» Aim
Give the material once more, word for word, without any images.

Data records:
______________________________

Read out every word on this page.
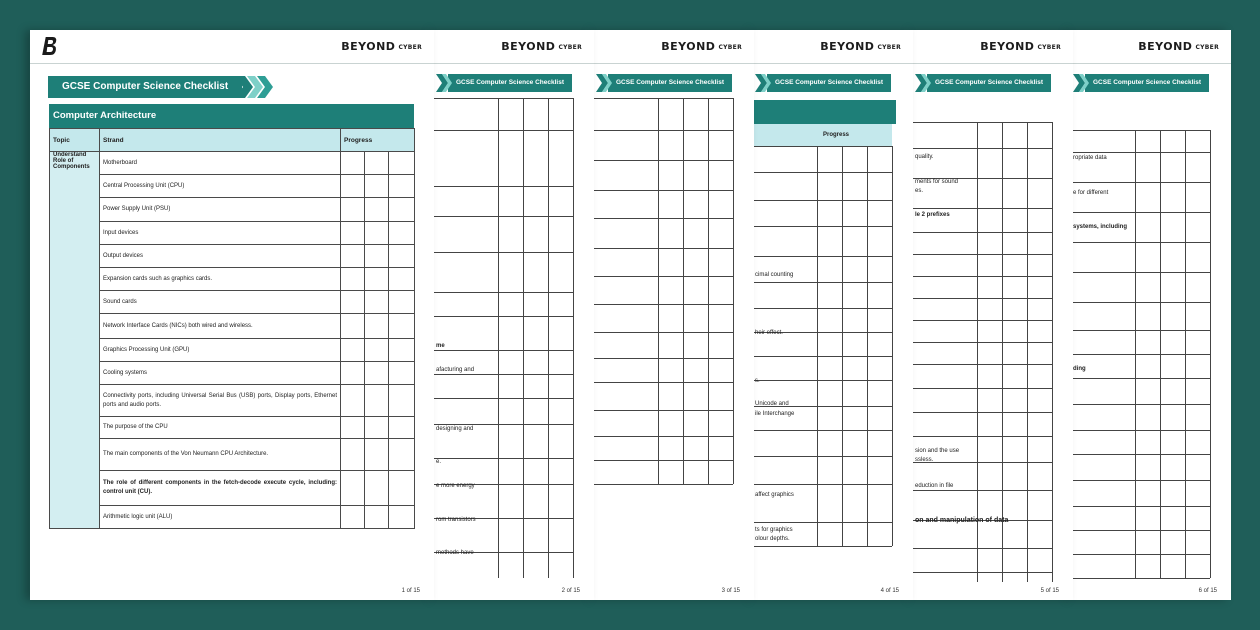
BEYOND CYBER
GCSE Computer Science Checklist
ropriate data
e for different
systems, including
ding
6 of 15
BEYOND CYBER
GCSE Computer Science Checklist
quality.
ments for sound
es.
le 2 prefixes
sion and the use
ssless.
eduction in file
on and manipulation of data
5 of 15
BEYOND CYBER
GCSE Computer Science Checklist
Progress
cimal counting
heir effect.
s.
Unicode and
ile Interchange
affect graphics
ts for graphics
olour depths.
4 of 15
BEYOND CYBER
GCSE Computer Science Checklist
3 of 15
BEYOND CYBER
GCSE Computer Science Checklist
me
afacturing and
designing and
e.
e more energy
rom transistors
methods have
2 of 15
BEYOND CYBER
GCSE Computer Science Checklist
Computer Architecture
Topic	Strand	Progress		
Understand Role of Components	Motherboard			
	Central Processing Unit (CPU)			
	Power Supply Unit (PSU)			
	Input devices			
	Output devices			
	Expansion cards such as graphics cards.			
	Sound cards			
	Network Interface Cards (NICs) both wired and wireless.			
	Graphics Processing Unit (GPU)			
	Cooling systems			
	Connectivity ports, including Universal Serial Bus (USB) ports, Display ports, Ethernet ports and audio ports.			
	The purpose of the CPU			
	The main components of the Von Neumann CPU Architecture.			
	The role of different components in the fetch-decode execute cycle, including: control unit (CU).			
	Arithmetic logic unit (ALU)			
1 of 15
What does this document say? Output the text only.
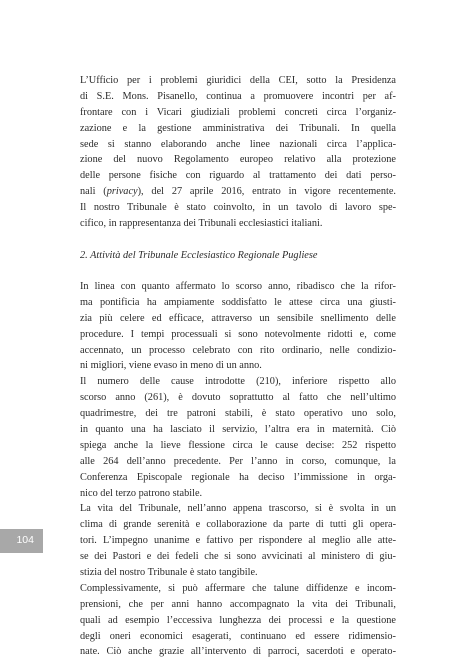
L’Ufficio per i problemi giuridici della CEI, sotto la Presidenza
di S.E. Mons. Pisanello, continua a promuovere incontri per af-
frontare con i Vicari giudiziali problemi concreti circa l’organiz-
zazione e la gestione amministrativa dei Tribunali. In quella
sede si stanno elaborando anche linee nazionali circa l’applica-
zione del nuovo Regolamento europeo relativo alla protezione
delle persone fisiche con riguardo al trattamento dei dati perso-
nali (privacy), del 27 aprile 2016, entrato in vigore recentemente.
Il nostro Tribunale è stato coinvolto, in un tavolo di lavoro spe-
cifico, in rappresentanza dei Tribunali ecclesiastici italiani.
2. Attività del Tribunale Ecclesiastico Regionale Pugliese
In linea con quanto affermato lo scorso anno, ribadisco che la rifor-
ma pontificia ha ampiamente soddisfatto le attese circa una giusti-
zia più celere ed efficace, attraverso un sensibile snellimento delle
procedure. I tempi processuali si sono notevolmente ridotti e, come
accennato, un processo celebrato con rito ordinario, nelle condizio-
ni migliori, viene evaso in meno di un anno.
Il numero delle cause introdotte (210), inferiore rispetto allo
scorso anno (261), è dovuto soprattutto al fatto che nell’ultimo
quadrimestre, dei tre patroni stabili, è stato operativo uno solo,
in quanto una ha lasciato il servizio, l’altra era in maternità. Ciò
spiega anche la lieve flessione circa le cause decise: 252 rispetto
alle 264 dell’anno precedente. Per l’anno in corso, comunque, la
Conferenza Episcopale regionale ha deciso l’immissione in orga-
nico del terzo patrono stabile.
La vita del Tribunale, nell’anno appena trascorso, si è svolta in un
clima di grande serenità e collaborazione da parte di tutti gli opera-
tori. L’impegno unanime e fattivo per rispondere al meglio alle atte-
se dei Pastori e dei fedeli che si sono avvicinati al ministero di giu-
stizia del nostro Tribunale è stato tangibile.
Complessivamente, si può affermare che talune diffidenze e incom-
prensioni, che per anni hanno accompagnato la vita dei Tribunali,
quali ad esempio l’eccessiva lunghezza dei processi e la questione
degli oneri economici esagerati, continuano ed essere ridimensio-
nate. Ciò anche grazie all’intervento di parroci, sacerdoti e operato-
104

______________________________

» Result of this exercise
Read out every word on this page.
BEYOND CYBER
GCSE Computer Science Checklist
ropriate data
e for different
systems, including
ding
6 of 15
BEYOND CYBER
GCSE Computer Science Checklist
quality.
ments for sound
es.
le 2 prefixes
sion and the use
ssless.
eduction in file
on and manipulation of data
5 of 15
BEYOND CYBER
GCSE Computer Science Checklist
Progress
cimal counting
heir effect.
s.
Unicode and
ile Interchange
affect graphics
ts for graphics
olour depths.
4 of 15
BEYOND CYBER
GCSE Computer Science Checklist
3 of 15
BEYOND CYBER
GCSE Computer Science Checklist
me
afacturing and
designing and
e.
e more energy
rom transistors
methods have
2 of 15
BEYOND CYBER
GCSE Computer Science Checklist
Computer Architecture
Topic	Strand	Progress		
Understand Role of Components	Motherboard			
	Central Processing Unit (CPU)			
	Power Supply Unit (PSU)			
	Input devices			
	Output devices			
	Expansion cards such as graphics cards.			
	Sound cards			
	Network Interface Cards (NICs) both wired and wireless.			
	Graphics Processing Unit (GPU)			
	Cooling systems			
	Connectivity ports, including Universal Serial Bus (USB) ports, Display ports, Ethernet ports and audio ports.			
	The purpose of the CPU			
	The main components of the Von Neumann CPU Architecture.			
	The role of different components in the fetch-decode execute cycle, including: control unit (CU).			
	Arithmetic logic unit (ALU)			
1 of 15
What does this document say? Output the text only.
L’Ufficio per i problemi giuridici della CEI, sotto la Presidenza
di S.E. Mons. Pisanello, continua a promuovere incontri per af-
frontare con i Vicari giudiziali problemi concreti circa l’organiz-
zazione e la gestione amministrativa dei Tribunali. In quella
sede si stanno elaborando anche linee nazionali circa l’applica-
zione del nuovo Regolamento europeo relativo alla protezione
delle persone fisiche con riguardo al trattamento dei dati perso-
nali (privacy), del 27 aprile 2016, entrato in vigore recentemente.
Il nostro Tribunale è stato coinvolto, in un tavolo di lavoro spe-
cifico, in rappresentanza dei Tribunali ecclesiastici italiani.
2. Attività del Tribunale Ecclesiastico Regionale Pugliese
In linea con quanto affermato lo scorso anno, ribadisco che la rifor-
ma pontificia ha ampiamente soddisfatto le attese circa una giusti-
zia più celere ed efficace, attraverso un sensibile snellimento delle
procedure. I tempi processuali si sono notevolmente ridotti e, come
accennato, un processo celebrato con rito ordinario, nelle condizio-
ni migliori, viene evaso in meno di un anno.
Il numero delle cause introdotte (210), inferiore rispetto allo
scorso anno (261), è dovuto soprattutto al fatto che nell’ultimo
quadrimestre, dei tre patroni stabili, è stato operativo uno solo,
in quanto una ha lasciato il servizio, l’altra era in maternità. Ciò
spiega anche la lieve flessione circa le cause decise: 252 rispetto
alle 264 dell’anno precedente. Per l’anno in corso, comunque, la
Conferenza Episcopale regionale ha deciso l’immissione in orga-
nico del terzo patrono stabile.
La vita del Tribunale, nell’anno appena trascorso, si è svolta in un
clima di grande serenità e collaborazione da parte di tutti gli opera-
tori. L’impegno unanime e fattivo per rispondere al meglio alle atte-
se dei Pastori e dei fedeli che si sono avvicinati al ministero di giu-
stizia del nostro Tribunale è stato tangibile.
Complessivamente, si può affermare che talune diffidenze e incom-
prensioni, che per anni hanno accompagnato la vita dei Tribunali,
quali ad esempio l’eccessiva lunghezza dei processi e la questione
degli oneri economici esagerati, continuano ed essere ridimensio-
nate. Ciò anche grazie all’intervento di parroci, sacerdoti e operato-
104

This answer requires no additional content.